>>
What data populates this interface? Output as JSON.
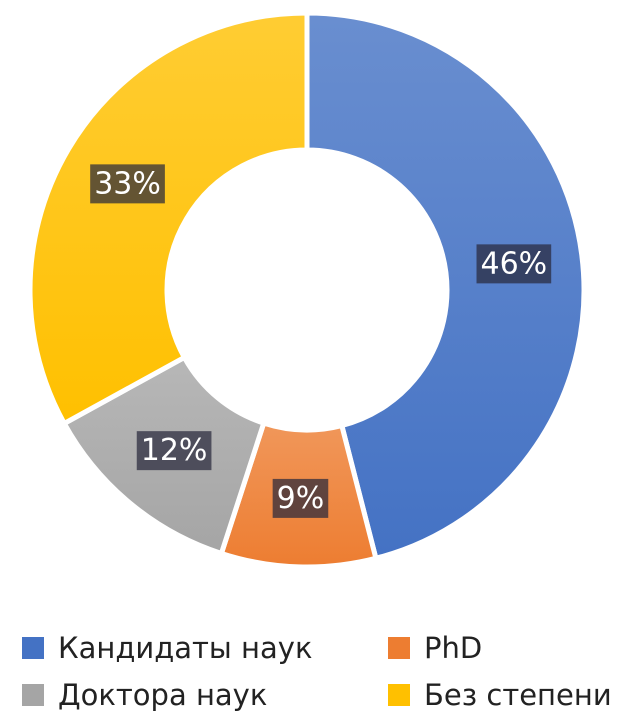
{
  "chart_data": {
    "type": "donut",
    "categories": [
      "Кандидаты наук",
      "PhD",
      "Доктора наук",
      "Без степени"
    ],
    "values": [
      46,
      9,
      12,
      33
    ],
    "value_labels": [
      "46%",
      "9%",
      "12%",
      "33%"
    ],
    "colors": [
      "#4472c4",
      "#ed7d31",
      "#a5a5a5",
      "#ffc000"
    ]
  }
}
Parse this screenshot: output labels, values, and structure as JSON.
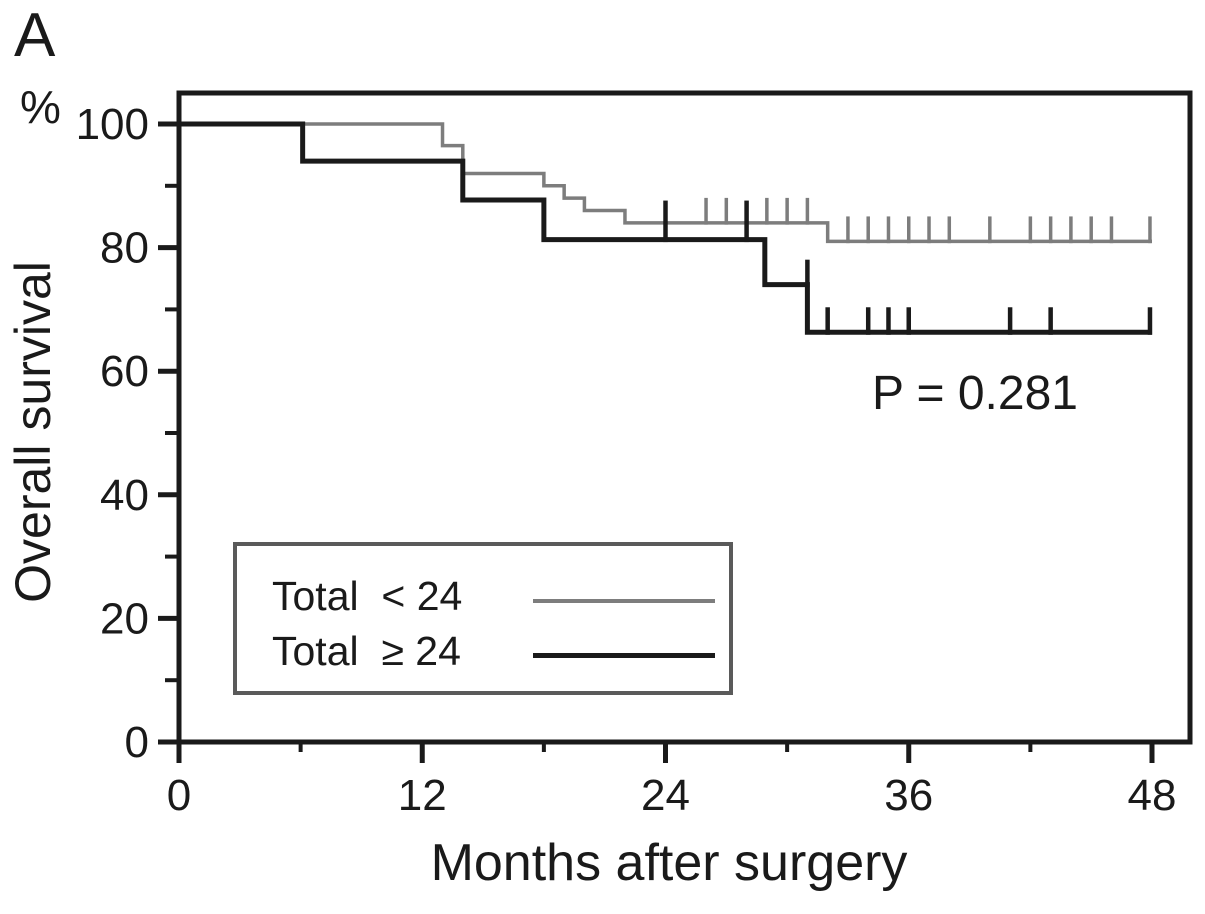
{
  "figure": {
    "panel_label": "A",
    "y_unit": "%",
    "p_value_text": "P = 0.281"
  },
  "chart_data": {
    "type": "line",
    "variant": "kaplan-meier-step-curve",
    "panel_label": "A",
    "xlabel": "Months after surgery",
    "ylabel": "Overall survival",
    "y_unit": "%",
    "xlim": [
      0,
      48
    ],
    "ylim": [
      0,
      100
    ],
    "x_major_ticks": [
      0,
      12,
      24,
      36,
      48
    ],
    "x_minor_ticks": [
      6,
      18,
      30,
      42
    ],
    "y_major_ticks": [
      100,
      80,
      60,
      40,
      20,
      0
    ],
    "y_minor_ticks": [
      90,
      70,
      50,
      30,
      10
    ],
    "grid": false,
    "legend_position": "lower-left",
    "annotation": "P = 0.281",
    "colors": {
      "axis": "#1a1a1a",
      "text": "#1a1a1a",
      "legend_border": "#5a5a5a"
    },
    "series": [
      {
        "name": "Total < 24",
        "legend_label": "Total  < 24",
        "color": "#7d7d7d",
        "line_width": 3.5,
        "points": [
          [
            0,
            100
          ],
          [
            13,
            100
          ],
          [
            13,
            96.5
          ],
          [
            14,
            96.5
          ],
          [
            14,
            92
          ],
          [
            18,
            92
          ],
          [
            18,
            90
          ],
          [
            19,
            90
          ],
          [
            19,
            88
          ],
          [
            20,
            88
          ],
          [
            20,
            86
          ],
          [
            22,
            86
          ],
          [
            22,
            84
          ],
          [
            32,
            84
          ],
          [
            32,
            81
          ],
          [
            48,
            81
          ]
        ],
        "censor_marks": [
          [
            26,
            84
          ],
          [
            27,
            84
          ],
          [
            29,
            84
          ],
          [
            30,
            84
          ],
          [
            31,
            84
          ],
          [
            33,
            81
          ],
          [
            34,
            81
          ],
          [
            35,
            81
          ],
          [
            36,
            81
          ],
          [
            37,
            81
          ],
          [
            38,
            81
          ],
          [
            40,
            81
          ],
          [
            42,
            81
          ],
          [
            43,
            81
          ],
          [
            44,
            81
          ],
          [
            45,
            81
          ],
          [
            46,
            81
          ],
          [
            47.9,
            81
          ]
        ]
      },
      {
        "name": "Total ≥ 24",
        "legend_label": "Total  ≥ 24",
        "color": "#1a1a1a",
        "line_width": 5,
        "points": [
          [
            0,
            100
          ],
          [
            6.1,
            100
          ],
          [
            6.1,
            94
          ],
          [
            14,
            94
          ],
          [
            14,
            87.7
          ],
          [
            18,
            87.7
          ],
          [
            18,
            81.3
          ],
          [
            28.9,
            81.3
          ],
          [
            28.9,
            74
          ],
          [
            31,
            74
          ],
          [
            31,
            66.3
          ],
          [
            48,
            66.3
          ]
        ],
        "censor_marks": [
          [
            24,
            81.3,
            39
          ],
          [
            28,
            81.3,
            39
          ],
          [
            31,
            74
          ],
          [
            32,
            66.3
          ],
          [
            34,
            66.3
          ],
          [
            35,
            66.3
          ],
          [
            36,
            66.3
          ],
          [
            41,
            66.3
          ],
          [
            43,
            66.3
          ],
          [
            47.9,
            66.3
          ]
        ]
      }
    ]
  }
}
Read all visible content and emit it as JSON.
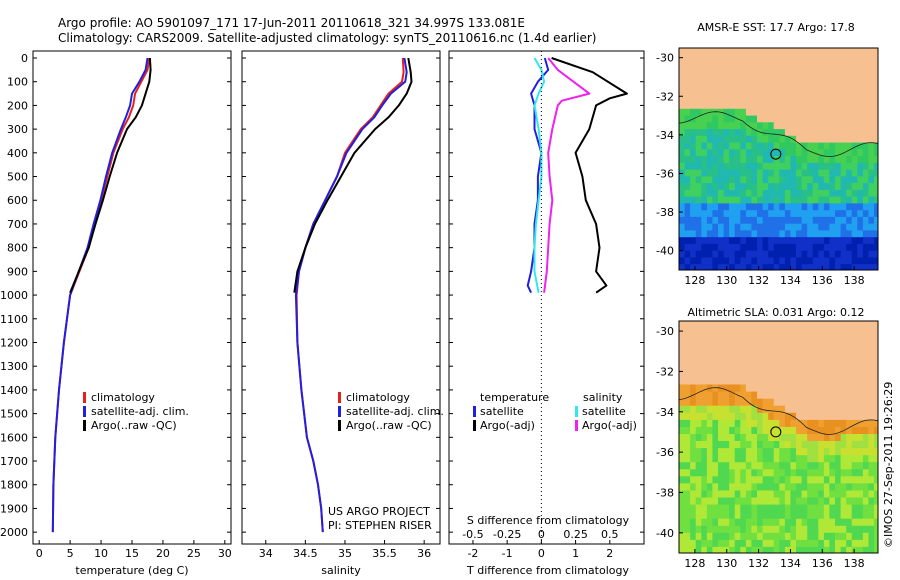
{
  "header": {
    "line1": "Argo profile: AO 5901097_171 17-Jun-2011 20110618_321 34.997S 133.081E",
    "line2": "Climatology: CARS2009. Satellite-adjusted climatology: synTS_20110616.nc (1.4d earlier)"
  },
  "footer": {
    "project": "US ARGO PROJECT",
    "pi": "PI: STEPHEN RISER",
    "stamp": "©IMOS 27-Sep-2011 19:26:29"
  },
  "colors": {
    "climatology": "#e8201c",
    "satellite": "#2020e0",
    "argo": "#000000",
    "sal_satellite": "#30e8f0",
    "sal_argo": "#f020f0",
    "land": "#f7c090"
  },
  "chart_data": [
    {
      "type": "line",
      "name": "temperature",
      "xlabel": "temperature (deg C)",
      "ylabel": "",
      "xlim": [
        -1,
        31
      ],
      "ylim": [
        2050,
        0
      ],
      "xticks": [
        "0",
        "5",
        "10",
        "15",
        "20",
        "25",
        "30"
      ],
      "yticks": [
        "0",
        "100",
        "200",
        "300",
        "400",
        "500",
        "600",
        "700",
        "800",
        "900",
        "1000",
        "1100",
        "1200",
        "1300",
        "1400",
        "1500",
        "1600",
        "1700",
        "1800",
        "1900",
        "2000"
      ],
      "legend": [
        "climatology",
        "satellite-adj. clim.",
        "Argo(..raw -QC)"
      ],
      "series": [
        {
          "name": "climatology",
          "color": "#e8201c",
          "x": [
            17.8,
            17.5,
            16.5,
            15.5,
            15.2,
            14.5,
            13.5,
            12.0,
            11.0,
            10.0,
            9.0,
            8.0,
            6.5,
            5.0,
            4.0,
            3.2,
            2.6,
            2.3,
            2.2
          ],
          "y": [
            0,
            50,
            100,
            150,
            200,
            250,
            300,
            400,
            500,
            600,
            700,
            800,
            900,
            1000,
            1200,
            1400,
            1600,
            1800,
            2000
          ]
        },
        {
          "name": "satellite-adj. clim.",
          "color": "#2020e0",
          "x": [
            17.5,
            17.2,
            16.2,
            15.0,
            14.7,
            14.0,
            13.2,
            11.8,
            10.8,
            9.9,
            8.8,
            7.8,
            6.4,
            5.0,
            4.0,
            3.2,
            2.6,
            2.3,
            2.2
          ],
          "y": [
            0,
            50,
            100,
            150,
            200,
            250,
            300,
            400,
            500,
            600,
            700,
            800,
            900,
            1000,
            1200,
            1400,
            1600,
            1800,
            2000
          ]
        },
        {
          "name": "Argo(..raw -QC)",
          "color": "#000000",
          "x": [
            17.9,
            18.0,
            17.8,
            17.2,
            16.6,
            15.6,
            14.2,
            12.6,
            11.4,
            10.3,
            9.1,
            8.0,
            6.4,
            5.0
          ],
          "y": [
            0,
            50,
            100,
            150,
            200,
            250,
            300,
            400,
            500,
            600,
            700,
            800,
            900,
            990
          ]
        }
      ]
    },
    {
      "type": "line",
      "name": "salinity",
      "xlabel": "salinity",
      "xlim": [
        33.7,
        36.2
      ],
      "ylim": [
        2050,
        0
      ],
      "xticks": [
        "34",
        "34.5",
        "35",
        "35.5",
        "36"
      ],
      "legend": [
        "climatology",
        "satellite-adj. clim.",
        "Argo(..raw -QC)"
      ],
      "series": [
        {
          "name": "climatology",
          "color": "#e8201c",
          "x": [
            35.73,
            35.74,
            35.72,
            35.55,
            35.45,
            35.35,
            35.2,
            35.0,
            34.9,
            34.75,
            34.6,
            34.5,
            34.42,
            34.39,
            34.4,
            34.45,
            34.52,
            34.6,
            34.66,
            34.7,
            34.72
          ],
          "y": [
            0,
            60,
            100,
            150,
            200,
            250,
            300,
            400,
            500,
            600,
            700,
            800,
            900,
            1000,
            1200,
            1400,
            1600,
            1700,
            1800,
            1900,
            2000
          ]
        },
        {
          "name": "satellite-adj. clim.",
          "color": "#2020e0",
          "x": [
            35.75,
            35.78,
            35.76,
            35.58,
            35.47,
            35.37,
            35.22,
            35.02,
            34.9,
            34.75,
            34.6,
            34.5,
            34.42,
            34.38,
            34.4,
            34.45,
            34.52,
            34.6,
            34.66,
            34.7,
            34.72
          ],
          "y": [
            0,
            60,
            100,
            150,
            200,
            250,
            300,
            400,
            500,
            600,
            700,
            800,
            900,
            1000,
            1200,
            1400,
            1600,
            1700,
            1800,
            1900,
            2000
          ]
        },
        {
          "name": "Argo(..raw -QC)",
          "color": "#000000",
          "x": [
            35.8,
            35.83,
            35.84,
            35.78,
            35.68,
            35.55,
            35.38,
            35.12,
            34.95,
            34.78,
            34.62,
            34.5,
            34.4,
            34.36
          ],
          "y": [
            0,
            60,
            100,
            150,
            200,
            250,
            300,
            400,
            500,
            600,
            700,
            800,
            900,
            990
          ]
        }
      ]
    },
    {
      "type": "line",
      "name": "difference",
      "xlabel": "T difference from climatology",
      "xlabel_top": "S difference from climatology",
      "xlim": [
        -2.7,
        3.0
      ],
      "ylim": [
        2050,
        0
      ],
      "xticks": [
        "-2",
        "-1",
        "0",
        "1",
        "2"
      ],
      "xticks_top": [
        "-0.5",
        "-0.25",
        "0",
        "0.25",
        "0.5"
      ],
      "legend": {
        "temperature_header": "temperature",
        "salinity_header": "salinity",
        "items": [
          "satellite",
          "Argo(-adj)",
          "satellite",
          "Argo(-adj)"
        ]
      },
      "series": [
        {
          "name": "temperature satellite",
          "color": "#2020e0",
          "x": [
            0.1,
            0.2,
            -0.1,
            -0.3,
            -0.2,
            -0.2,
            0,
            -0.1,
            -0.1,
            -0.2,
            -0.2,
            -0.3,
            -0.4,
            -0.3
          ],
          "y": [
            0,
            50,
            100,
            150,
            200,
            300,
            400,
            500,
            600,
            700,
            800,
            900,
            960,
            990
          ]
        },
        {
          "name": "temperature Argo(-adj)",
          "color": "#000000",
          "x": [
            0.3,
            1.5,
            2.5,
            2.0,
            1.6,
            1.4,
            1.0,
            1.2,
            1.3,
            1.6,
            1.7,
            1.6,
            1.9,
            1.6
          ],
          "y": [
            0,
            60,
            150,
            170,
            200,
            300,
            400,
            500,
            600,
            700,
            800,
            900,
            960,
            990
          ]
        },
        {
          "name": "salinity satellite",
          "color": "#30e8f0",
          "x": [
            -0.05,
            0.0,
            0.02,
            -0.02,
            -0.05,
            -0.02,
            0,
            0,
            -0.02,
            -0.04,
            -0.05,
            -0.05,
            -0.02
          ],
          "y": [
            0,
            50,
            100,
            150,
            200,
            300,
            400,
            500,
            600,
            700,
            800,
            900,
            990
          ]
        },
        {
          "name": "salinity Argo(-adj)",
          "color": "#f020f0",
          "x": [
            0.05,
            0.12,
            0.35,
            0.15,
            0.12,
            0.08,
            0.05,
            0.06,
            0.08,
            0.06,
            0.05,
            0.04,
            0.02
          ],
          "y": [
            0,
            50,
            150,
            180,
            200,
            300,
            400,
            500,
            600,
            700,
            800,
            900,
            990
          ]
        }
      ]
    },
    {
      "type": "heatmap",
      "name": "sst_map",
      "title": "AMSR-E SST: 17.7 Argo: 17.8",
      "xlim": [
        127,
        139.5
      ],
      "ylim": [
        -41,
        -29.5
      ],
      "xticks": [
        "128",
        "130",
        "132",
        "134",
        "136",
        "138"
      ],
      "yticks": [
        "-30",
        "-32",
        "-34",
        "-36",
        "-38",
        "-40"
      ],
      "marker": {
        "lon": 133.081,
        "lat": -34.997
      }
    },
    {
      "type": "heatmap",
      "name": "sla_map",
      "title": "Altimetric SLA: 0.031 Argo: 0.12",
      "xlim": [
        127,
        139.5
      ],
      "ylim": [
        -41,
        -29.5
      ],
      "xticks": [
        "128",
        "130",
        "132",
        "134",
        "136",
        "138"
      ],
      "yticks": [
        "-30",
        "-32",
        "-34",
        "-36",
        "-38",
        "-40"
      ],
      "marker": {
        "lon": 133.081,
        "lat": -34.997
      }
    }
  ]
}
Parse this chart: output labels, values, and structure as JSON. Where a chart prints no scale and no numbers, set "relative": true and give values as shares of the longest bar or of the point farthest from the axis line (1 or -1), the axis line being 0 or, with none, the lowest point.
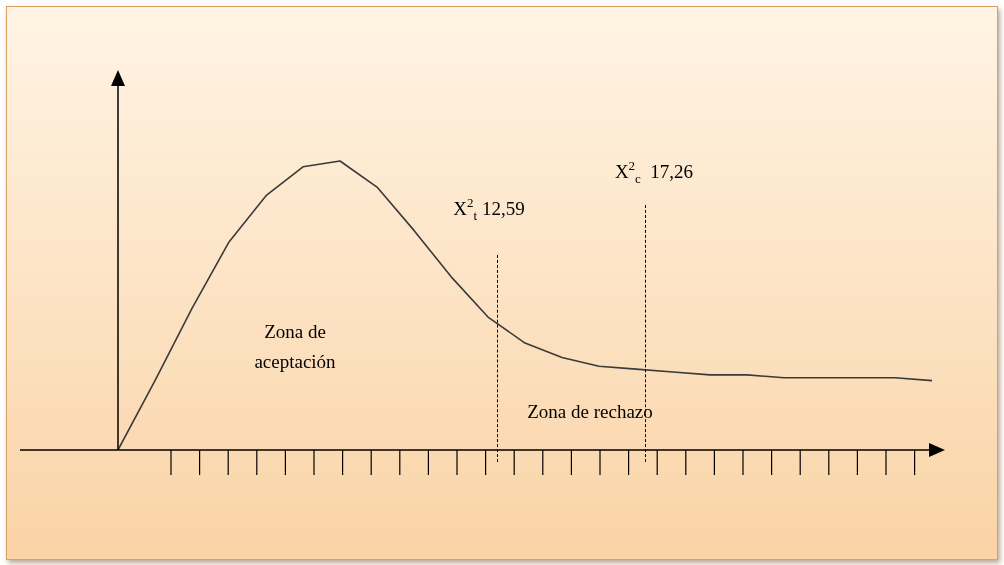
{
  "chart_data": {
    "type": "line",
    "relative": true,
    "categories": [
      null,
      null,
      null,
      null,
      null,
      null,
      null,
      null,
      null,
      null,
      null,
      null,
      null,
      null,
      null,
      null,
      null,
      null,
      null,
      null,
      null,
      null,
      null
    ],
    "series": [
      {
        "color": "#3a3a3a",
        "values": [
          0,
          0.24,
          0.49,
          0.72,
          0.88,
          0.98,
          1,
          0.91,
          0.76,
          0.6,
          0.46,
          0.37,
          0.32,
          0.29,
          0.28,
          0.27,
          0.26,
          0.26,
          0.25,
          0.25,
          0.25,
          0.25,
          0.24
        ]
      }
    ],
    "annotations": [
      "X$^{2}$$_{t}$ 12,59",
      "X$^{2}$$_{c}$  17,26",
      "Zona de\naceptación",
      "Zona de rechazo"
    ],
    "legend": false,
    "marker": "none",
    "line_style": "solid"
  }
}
<<
- Task goal -
Go through the listing above line by line and say how many lines hold the word "true". Reply with that number only.

- Output for this task -
2